Directive: Repeat all the material exactly; pictures stay out of your copy.

Data lines:
□ □ □ □ □ □ □
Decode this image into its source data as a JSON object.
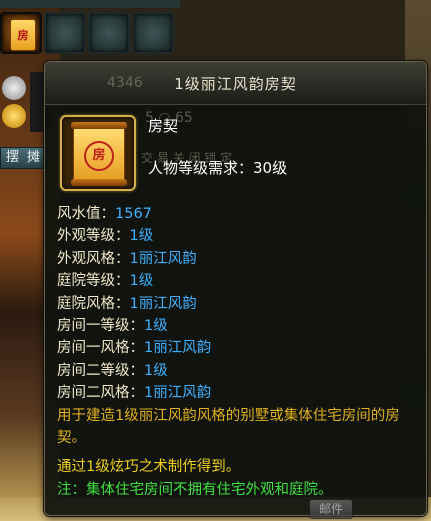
{
  "slots": {
    "selected_icon_char": "房"
  },
  "side": {
    "stall_button": "摆 摊"
  },
  "tooltip": {
    "title": "1级丽江风韵房契",
    "ghost_number": "4346",
    "ghost_values": "5 ○ 65",
    "ghost_buttons": "交  易  关  闭  锁  定",
    "icon_seal": "房",
    "item_name": "房契",
    "requirement": "人物等级需求：30级",
    "attributes": [
      {
        "key": "风水值：",
        "value": "1567"
      },
      {
        "key": "外观等级：",
        "value": "1级"
      },
      {
        "key": "外观风格：",
        "value": "1丽江风韵"
      },
      {
        "key": "庭院等级：",
        "value": "1级"
      },
      {
        "key": "庭院风格：",
        "value": "1丽江风韵"
      },
      {
        "key": "房间一等级：",
        "value": "1级"
      },
      {
        "key": "房间一风格：",
        "value": "1丽江风韵"
      },
      {
        "key": "房间二等级：",
        "value": "1级"
      },
      {
        "key": "房间二风格：",
        "value": "1丽江风韵"
      }
    ],
    "description": "用于建造1级丽江风韵风格的别墅或集体住宅房间的房契。",
    "source": "通过1级炫巧之术制作得到。",
    "note": "注：集体住宅房间不拥有住宅外观和庭院。"
  },
  "mail_button": "邮件"
}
□ □ □ □ □ □ □
Written solution:
Decode this image into its source data as a JSON object.
{
  "slots": {
    "selected_icon_char": "房"
  },
  "side": {
    "stall_button": "摆 摊"
  },
  "tooltip": {
    "title": "1级丽江风韵房契",
    "ghost_number": "4346",
    "ghost_values": "5 ○ 65",
    "ghost_buttons": "交  易  关  闭  锁  定",
    "icon_seal": "房",
    "item_name": "房契",
    "requirement": "人物等级需求：30级",
    "attributes": [
      {
        "key": "风水值：",
        "value": "1567"
      },
      {
        "key": "外观等级：",
        "value": "1级"
      },
      {
        "key": "外观风格：",
        "value": "1丽江风韵"
      },
      {
        "key": "庭院等级：",
        "value": "1级"
      },
      {
        "key": "庭院风格：",
        "value": "1丽江风韵"
      },
      {
        "key": "房间一等级：",
        "value": "1级"
      },
      {
        "key": "房间一风格：",
        "value": "1丽江风韵"
      },
      {
        "key": "房间二等级：",
        "value": "1级"
      },
      {
        "key": "房间二风格：",
        "value": "1丽江风韵"
      }
    ],
    "description": "用于建造1级丽江风韵风格的别墅或集体住宅房间的房契。",
    "source": "通过1级炫巧之术制作得到。",
    "note": "注：集体住宅房间不拥有住宅外观和庭院。"
  },
  "mail_button": "邮件"
}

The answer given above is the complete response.